▶ **Exercise goal**: Express the records as a JSON list of strings, one string for each line, leaving out any blank lines.

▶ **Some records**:
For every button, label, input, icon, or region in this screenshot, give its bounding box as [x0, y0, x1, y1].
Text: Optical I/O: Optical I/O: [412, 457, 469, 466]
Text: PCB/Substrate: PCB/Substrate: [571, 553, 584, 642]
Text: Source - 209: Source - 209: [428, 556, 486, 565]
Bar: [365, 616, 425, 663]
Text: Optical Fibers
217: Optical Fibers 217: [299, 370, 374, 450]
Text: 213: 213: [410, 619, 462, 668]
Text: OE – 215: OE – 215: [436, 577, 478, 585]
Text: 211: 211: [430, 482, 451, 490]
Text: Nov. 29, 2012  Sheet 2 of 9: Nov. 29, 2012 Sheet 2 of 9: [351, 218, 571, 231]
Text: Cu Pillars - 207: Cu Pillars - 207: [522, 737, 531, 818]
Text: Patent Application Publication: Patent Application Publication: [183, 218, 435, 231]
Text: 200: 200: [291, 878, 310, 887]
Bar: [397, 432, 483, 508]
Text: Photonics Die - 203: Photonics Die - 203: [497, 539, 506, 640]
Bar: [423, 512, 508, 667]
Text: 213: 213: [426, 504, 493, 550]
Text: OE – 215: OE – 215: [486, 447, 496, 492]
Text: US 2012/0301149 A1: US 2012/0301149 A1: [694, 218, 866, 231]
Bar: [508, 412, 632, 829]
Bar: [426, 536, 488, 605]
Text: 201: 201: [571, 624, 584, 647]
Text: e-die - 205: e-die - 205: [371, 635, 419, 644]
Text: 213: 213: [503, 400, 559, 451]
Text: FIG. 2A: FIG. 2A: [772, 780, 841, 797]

▶ **Response**:
[
  "For every button, label, input, icon, or region in this screenshot, give its bounding box as [x0, y0, x1, y1].",
  "Text: Optical I/O: Optical I/O: [412, 457, 469, 466]",
  "Text: PCB/Substrate: PCB/Substrate: [571, 553, 584, 642]",
  "Text: Source - 209: Source - 209: [428, 556, 486, 565]",
  "Bar: [365, 616, 425, 663]",
  "Text: Optical Fibers",
  "217: Optical Fibers 217: [299, 370, 374, 450]",
  "Text: 213: 213: [410, 619, 462, 668]",
  "Text: OE – 215: OE – 215: [436, 577, 478, 585]",
  "Text: 211: 211: [430, 482, 451, 490]",
  "Text: Nov. 29, 2012  Sheet 2 of 9: Nov. 29, 2012 Sheet 2 of 9: [351, 218, 571, 231]",
  "Text: Cu Pillars - 207: Cu Pillars - 207: [522, 737, 531, 818]",
  "Text: Patent Application Publication: Patent Application Publication: [183, 218, 435, 231]",
  "Text: 200: 200: [291, 878, 310, 887]",
  "Bar: [397, 432, 483, 508]",
  "Text: Photonics Die - 203: Photonics Die - 203: [497, 539, 506, 640]",
  "Bar: [423, 512, 508, 667]",
  "Text: 213: 213: [426, 504, 493, 550]",
  "Text: OE – 215: OE – 215: [486, 447, 496, 492]",
  "Text: US 2012/0301149 A1: US 2012/0301149 A1: [694, 218, 866, 231]",
  "Bar: [508, 412, 632, 829]",
  "Bar: [426, 536, 488, 605]",
  "Text: 201: 201: [571, 624, 584, 647]",
  "Text: e-die - 205: e-die - 205: [371, 635, 419, 644]",
  "Text: 213: 213: [503, 400, 559, 451]",
  "Text: FIG. 2A: FIG. 2A: [772, 780, 841, 797]"
]